*Task instructions*:
Send back the entries below exactly as they appear.

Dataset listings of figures

################

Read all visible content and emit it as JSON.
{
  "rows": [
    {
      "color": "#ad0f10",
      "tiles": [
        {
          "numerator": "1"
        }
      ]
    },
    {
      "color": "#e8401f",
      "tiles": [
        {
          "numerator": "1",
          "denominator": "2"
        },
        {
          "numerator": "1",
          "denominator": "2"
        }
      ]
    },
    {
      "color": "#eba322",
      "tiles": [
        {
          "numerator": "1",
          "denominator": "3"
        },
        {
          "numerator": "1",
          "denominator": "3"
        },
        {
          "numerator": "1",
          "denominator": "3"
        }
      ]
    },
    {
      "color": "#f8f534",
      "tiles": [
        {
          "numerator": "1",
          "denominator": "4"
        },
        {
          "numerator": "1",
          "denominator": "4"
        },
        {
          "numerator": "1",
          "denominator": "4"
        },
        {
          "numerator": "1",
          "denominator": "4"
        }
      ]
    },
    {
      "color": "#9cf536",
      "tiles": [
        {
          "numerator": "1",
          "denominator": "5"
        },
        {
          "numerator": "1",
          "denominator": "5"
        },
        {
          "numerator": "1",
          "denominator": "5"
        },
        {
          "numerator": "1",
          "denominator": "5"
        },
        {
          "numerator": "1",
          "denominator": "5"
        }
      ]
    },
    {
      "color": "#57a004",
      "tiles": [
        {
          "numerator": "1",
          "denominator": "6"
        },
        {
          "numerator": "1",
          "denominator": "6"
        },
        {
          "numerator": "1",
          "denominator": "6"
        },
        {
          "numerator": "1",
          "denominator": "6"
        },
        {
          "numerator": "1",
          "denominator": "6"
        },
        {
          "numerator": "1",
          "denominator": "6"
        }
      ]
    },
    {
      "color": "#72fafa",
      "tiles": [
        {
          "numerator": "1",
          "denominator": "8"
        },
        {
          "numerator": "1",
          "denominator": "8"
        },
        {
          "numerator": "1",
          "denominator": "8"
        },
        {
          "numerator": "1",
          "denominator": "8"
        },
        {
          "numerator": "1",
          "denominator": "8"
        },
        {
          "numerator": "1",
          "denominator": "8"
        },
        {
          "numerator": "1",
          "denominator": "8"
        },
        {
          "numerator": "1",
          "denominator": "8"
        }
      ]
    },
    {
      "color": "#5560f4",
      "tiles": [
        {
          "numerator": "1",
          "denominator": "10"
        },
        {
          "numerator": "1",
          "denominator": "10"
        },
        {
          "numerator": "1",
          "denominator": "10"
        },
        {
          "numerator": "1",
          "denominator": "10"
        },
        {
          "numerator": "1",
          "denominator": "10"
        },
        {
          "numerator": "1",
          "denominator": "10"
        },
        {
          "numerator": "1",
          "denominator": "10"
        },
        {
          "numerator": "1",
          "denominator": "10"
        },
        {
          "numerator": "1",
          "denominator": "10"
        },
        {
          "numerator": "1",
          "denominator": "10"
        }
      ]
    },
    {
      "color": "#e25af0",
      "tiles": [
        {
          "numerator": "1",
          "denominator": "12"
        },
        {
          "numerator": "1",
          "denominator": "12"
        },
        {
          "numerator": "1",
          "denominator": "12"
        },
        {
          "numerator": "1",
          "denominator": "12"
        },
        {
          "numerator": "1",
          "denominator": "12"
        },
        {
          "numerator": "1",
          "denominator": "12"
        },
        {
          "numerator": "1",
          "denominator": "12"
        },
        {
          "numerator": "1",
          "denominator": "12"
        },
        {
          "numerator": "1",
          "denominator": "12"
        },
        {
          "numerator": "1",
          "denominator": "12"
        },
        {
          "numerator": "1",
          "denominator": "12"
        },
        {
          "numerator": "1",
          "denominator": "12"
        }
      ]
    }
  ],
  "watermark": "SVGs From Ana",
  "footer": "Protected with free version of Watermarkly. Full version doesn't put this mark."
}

################

*Written response*:
Read all visible content and emit it as JSON.
{
  "rows": [
    {
      "color": "#ad0f10",
      "tiles": [
        {
          "numerator": "1"
        }
      ]
    },
    {
      "color": "#e8401f",
      "tiles": [
        {
          "numerator": "1",
          "denominator": "2"
        },
        {
          "numerator": "1",
          "denominator": "2"
        }
      ]
    },
    {
      "color": "#eba322",
      "tiles": [
        {
          "numerator": "1",
          "denominator": "3"
        },
        {
          "numerator": "1",
          "denominator": "3"
        },
        {
          "numerator": "1",
          "denominator": "3"
        }
      ]
    },
    {
      "color": "#f8f534",
      "tiles": [
        {
          "numerator": "1",
          "denominator": "4"
        },
        {
          "numerator": "1",
          "denominator": "4"
        },
        {
          "numerator": "1",
          "denominator": "4"
        },
        {
          "numerator": "1",
          "denominator": "4"
        }
      ]
    },
    {
      "color": "#9cf536",
      "tiles": [
        {
          "numerator": "1",
          "denominator": "5"
        },
        {
          "numerator": "1",
          "denominator": "5"
        },
        {
          "numerator": "1",
          "denominator": "5"
        },
        {
          "numerator": "1",
          "denominator": "5"
        },
        {
          "numerator": "1",
          "denominator": "5"
        }
      ]
    },
    {
      "color": "#57a004",
      "tiles": [
        {
          "numerator": "1",
          "denominator": "6"
        },
        {
          "numerator": "1",
          "denominator": "6"
        },
        {
          "numerator": "1",
          "denominator": "6"
        },
        {
          "numerator": "1",
          "denominator": "6"
        },
        {
          "numerator": "1",
          "denominator": "6"
        },
        {
          "numerator": "1",
          "denominator": "6"
        }
      ]
    },
    {
      "color": "#72fafa",
      "tiles": [
        {
          "numerator": "1",
          "denominator": "8"
        },
        {
          "numerator": "1",
          "denominator": "8"
        },
        {
          "numerator": "1",
          "denominator": "8"
        },
        {
          "numerator": "1",
          "denominator": "8"
        },
        {
          "numerator": "1",
          "denominator": "8"
        },
        {
          "numerator": "1",
          "denominator": "8"
        },
        {
          "numerator": "1",
          "denominator": "8"
        },
        {
          "numerator": "1",
          "denominator": "8"
        }
      ]
    },
    {
      "color": "#5560f4",
      "tiles": [
        {
          "numerator": "1",
          "denominator": "10"
        },
        {
          "numerator": "1",
          "denominator": "10"
        },
        {
          "numerator": "1",
          "denominator": "10"
        },
        {
          "numerator": "1",
          "denominator": "10"
        },
        {
          "numerator": "1",
          "denominator": "10"
        },
        {
          "numerator": "1",
          "denominator": "10"
        },
        {
          "numerator": "1",
          "denominator": "10"
        },
        {
          "numerator": "1",
          "denominator": "10"
        },
        {
          "numerator": "1",
          "denominator": "10"
        },
        {
          "numerator": "1",
          "denominator": "10"
        }
      ]
    },
    {
      "color": "#e25af0",
      "tiles": [
        {
          "numerator": "1",
          "denominator": "12"
        },
        {
          "numerator": "1",
          "denominator": "12"
        },
        {
          "numerator": "1",
          "denominator": "12"
        },
        {
          "numerator": "1",
          "denominator": "12"
        },
        {
          "numerator": "1",
          "denominator": "12"
        },
        {
          "numerator": "1",
          "denominator": "12"
        },
        {
          "numerator": "1",
          "denominator": "12"
        },
        {
          "numerator": "1",
          "denominator": "12"
        },
        {
          "numerator": "1",
          "denominator": "12"
        },
        {
          "numerator": "1",
          "denominator": "12"
        },
        {
          "numerator": "1",
          "denominator": "12"
        },
        {
          "numerator": "1",
          "denominator": "12"
        }
      ]
    }
  ],
  "watermark": "SVGs From Ana",
  "footer": "Protected with free version of Watermarkly. Full version doesn't put this mark."
}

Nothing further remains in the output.